━━━ Recorded information

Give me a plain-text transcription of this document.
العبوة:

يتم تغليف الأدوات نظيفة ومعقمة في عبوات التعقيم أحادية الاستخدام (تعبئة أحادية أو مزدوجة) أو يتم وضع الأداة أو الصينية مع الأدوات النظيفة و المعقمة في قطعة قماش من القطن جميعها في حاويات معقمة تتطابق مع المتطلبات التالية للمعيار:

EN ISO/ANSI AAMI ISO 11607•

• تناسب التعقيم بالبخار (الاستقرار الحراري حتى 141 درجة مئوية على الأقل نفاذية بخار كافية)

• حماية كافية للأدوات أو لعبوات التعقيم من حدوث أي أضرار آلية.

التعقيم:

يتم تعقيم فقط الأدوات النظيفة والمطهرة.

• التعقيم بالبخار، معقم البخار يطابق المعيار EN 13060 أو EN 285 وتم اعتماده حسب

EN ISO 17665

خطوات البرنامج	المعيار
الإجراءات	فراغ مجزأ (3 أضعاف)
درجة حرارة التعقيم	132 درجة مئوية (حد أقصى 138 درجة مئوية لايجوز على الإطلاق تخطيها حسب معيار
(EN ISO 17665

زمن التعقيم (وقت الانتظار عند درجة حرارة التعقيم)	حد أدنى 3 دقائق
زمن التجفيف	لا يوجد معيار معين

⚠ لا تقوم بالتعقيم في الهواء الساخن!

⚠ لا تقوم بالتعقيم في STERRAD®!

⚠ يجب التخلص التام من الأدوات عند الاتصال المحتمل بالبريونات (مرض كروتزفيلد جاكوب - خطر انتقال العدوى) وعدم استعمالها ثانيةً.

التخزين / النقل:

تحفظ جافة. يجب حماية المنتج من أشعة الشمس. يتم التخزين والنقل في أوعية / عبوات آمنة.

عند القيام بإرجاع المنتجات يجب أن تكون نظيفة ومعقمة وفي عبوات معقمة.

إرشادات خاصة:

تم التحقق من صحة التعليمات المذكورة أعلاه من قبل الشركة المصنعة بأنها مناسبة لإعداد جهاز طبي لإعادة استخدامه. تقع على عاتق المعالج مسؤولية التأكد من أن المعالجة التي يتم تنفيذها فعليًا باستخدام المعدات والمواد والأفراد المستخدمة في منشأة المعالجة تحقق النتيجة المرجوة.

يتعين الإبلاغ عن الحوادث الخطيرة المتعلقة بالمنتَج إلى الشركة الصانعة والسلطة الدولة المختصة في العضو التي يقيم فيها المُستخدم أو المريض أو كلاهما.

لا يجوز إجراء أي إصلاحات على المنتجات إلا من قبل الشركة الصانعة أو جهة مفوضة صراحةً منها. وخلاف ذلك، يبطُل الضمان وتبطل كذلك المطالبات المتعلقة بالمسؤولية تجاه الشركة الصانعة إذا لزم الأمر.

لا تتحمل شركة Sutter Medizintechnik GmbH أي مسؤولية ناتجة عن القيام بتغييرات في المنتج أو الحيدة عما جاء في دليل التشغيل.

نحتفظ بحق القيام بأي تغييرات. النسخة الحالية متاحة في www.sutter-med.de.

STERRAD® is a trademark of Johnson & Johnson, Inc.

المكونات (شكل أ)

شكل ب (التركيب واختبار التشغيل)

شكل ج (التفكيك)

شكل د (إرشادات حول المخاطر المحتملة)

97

━━━━━━

**Short exercise**
Search the entries for "بالبخار" and copy out each line that has it.

**Completed task**
• تناسب التعقيم بالبخار (الاستقرار الحراري حتى 141 درجة مئوية على الأقل نفاذية بخار كافية)
• التعقيم بالبخار، معقم البخار يطابق المعيار EN 13060 أو EN 285 وتم اعتماده حسب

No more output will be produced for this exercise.